== Records supplied

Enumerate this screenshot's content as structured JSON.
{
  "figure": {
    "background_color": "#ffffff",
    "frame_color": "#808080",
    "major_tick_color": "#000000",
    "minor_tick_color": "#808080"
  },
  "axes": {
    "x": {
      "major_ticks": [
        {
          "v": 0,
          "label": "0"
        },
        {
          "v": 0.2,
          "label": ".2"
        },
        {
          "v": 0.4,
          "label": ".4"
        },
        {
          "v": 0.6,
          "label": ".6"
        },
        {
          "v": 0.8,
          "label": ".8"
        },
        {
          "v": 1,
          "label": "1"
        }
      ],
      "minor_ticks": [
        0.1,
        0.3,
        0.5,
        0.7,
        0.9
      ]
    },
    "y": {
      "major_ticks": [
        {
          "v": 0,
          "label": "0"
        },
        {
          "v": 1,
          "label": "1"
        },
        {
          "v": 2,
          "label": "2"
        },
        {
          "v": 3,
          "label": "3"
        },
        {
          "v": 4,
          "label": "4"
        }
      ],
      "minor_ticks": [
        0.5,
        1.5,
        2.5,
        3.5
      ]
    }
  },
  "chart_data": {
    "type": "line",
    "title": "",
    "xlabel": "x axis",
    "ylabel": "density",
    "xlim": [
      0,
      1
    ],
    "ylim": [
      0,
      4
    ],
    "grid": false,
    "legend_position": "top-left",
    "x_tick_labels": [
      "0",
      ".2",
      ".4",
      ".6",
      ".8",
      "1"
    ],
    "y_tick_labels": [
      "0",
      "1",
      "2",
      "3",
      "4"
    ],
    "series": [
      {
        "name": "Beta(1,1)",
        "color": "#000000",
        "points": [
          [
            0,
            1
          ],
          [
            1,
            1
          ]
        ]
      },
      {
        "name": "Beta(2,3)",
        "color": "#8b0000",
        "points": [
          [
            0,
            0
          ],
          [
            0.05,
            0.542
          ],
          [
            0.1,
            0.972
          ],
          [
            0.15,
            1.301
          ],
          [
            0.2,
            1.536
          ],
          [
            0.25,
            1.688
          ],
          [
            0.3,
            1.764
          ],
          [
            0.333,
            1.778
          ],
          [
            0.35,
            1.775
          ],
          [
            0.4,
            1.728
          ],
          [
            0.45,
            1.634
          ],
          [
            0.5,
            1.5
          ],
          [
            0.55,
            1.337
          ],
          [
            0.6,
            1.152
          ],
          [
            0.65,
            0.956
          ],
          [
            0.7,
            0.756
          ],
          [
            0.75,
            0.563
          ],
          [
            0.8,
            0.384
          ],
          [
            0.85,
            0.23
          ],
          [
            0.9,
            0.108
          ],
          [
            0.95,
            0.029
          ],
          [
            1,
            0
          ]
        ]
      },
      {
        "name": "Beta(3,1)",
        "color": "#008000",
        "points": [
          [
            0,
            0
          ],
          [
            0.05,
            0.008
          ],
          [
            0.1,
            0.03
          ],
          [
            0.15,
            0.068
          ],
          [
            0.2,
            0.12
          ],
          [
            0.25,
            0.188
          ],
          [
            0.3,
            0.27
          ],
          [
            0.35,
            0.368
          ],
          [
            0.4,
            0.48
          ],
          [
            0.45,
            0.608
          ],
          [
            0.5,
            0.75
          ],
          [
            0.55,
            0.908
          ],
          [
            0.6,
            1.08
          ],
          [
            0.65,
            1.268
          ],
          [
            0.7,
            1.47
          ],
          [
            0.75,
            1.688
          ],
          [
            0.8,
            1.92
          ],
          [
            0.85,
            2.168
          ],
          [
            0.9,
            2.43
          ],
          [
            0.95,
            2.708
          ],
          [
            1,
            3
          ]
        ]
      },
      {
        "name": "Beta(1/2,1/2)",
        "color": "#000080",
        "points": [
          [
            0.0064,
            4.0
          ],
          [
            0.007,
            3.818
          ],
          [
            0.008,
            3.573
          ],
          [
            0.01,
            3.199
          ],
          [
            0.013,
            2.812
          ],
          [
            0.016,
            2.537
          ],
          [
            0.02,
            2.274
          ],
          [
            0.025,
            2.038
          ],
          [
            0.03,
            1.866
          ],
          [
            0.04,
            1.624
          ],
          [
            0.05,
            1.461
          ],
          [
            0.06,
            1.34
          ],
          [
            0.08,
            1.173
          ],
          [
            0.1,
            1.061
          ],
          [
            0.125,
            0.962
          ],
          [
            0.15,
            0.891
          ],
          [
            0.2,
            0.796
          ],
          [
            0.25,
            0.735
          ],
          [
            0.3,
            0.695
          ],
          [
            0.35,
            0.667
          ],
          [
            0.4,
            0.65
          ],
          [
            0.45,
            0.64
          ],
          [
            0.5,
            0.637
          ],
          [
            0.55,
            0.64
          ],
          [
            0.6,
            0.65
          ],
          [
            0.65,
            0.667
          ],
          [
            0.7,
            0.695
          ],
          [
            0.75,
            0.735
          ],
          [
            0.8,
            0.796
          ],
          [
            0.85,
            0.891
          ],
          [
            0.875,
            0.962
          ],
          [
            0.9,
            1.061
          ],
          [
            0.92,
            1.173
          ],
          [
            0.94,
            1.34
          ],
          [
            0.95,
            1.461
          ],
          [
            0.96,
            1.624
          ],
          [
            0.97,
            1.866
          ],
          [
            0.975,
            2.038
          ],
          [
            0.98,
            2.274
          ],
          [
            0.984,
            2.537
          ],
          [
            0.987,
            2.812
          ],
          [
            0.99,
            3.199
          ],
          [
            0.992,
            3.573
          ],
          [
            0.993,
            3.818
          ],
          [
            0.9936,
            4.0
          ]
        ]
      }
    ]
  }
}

====

**Problem statement**
Print the listing above in its entirety, with every line exact.

**The answer**
Enumerate this screenshot's content as structured JSON.
{
  "figure": {
    "background_color": "#ffffff",
    "frame_color": "#808080",
    "major_tick_color": "#000000",
    "minor_tick_color": "#808080"
  },
  "axes": {
    "x": {
      "major_ticks": [
        {
          "v": 0,
          "label": "0"
        },
        {
          "v": 0.2,
          "label": ".2"
        },
        {
          "v": 0.4,
          "label": ".4"
        },
        {
          "v": 0.6,
          "label": ".6"
        },
        {
          "v": 0.8,
          "label": ".8"
        },
        {
          "v": 1,
          "label": "1"
        }
      ],
      "minor_ticks": [
        0.1,
        0.3,
        0.5,
        0.7,
        0.9
      ]
    },
    "y": {
      "major_ticks": [
        {
          "v": 0,
          "label": "0"
        },
        {
          "v": 1,
          "label": "1"
        },
        {
          "v": 2,
          "label": "2"
        },
        {
          "v": 3,
          "label": "3"
        },
        {
          "v": 4,
          "label": "4"
        }
      ],
      "minor_ticks": [
        0.5,
        1.5,
        2.5,
        3.5
      ]
    }
  },
  "chart_data": {
    "type": "line",
    "title": "",
    "xlabel": "x axis",
    "ylabel": "density",
    "xlim": [
      0,
      1
    ],
    "ylim": [
      0,
      4
    ],
    "grid": false,
    "legend_position": "top-left",
    "x_tick_labels": [
      "0",
      ".2",
      ".4",
      ".6",
      ".8",
      "1"
    ],
    "y_tick_labels": [
      "0",
      "1",
      "2",
      "3",
      "4"
    ],
    "series": [
      {
        "name": "Beta(1,1)",
        "color": "#000000",
        "points": [
          [
            0,
            1
          ],
          [
            1,
            1
          ]
        ]
      },
      {
        "name": "Beta(2,3)",
        "color": "#8b0000",
        "points": [
          [
            0,
            0
          ],
          [
            0.05,
            0.542
          ],
          [
            0.1,
            0.972
          ],
          [
            0.15,
            1.301
          ],
          [
            0.2,
            1.536
          ],
          [
            0.25,
            1.688
          ],
          [
            0.3,
            1.764
          ],
          [
            0.333,
            1.778
          ],
          [
            0.35,
            1.775
          ],
          [
            0.4,
            1.728
          ],
          [
            0.45,
            1.634
          ],
          [
            0.5,
            1.5
          ],
          [
            0.55,
            1.337
          ],
          [
            0.6,
            1.152
          ],
          [
            0.65,
            0.956
          ],
          [
            0.7,
            0.756
          ],
          [
            0.75,
            0.563
          ],
          [
            0.8,
            0.384
          ],
          [
            0.85,
            0.23
          ],
          [
            0.9,
            0.108
          ],
          [
            0.95,
            0.029
          ],
          [
            1,
            0
          ]
        ]
      },
      {
        "name": "Beta(3,1)",
        "color": "#008000",
        "points": [
          [
            0,
            0
          ],
          [
            0.05,
            0.008
          ],
          [
            0.1,
            0.03
          ],
          [
            0.15,
            0.068
          ],
          [
            0.2,
            0.12
          ],
          [
            0.25,
            0.188
          ],
          [
            0.3,
            0.27
          ],
          [
            0.35,
            0.368
          ],
          [
            0.4,
            0.48
          ],
          [
            0.45,
            0.608
          ],
          [
            0.5,
            0.75
          ],
          [
            0.55,
            0.908
          ],
          [
            0.6,
            1.08
          ],
          [
            0.65,
            1.268
          ],
          [
            0.7,
            1.47
          ],
          [
            0.75,
            1.688
          ],
          [
            0.8,
            1.92
          ],
          [
            0.85,
            2.168
          ],
          [
            0.9,
            2.43
          ],
          [
            0.95,
            2.708
          ],
          [
            1,
            3
          ]
        ]
      },
      {
        "name": "Beta(1/2,1/2)",
        "color": "#000080",
        "points": [
          [
            0.0064,
            4.0
          ],
          [
            0.007,
            3.818
          ],
          [
            0.008,
            3.573
          ],
          [
            0.01,
            3.199
          ],
          [
            0.013,
            2.812
          ],
          [
            0.016,
            2.537
          ],
          [
            0.02,
            2.274
          ],
          [
            0.025,
            2.038
          ],
          [
            0.03,
            1.866
          ],
          [
            0.04,
            1.624
          ],
          [
            0.05,
            1.461
          ],
          [
            0.06,
            1.34
          ],
          [
            0.08,
            1.173
          ],
          [
            0.1,
            1.061
          ],
          [
            0.125,
            0.962
          ],
          [
            0.15,
            0.891
          ],
          [
            0.2,
            0.796
          ],
          [
            0.25,
            0.735
          ],
          [
            0.3,
            0.695
          ],
          [
            0.35,
            0.667
          ],
          [
            0.4,
            0.65
          ],
          [
            0.45,
            0.64
          ],
          [
            0.5,
            0.637
          ],
          [
            0.55,
            0.64
          ],
          [
            0.6,
            0.65
          ],
          [
            0.65,
            0.667
          ],
          [
            0.7,
            0.695
          ],
          [
            0.75,
            0.735
          ],
          [
            0.8,
            0.796
          ],
          [
            0.85,
            0.891
          ],
          [
            0.875,
            0.962
          ],
          [
            0.9,
            1.061
          ],
          [
            0.92,
            1.173
          ],
          [
            0.94,
            1.34
          ],
          [
            0.95,
            1.461
          ],
          [
            0.96,
            1.624
          ],
          [
            0.97,
            1.866
          ],
          [
            0.975,
            2.038
          ],
          [
            0.98,
            2.274
          ],
          [
            0.984,
            2.537
          ],
          [
            0.987,
            2.812
          ],
          [
            0.99,
            3.199
          ],
          [
            0.992,
            3.573
          ],
          [
            0.993,
            3.818
          ],
          [
            0.9936,
            4.0
          ]
        ]
      }
    ]
  }
}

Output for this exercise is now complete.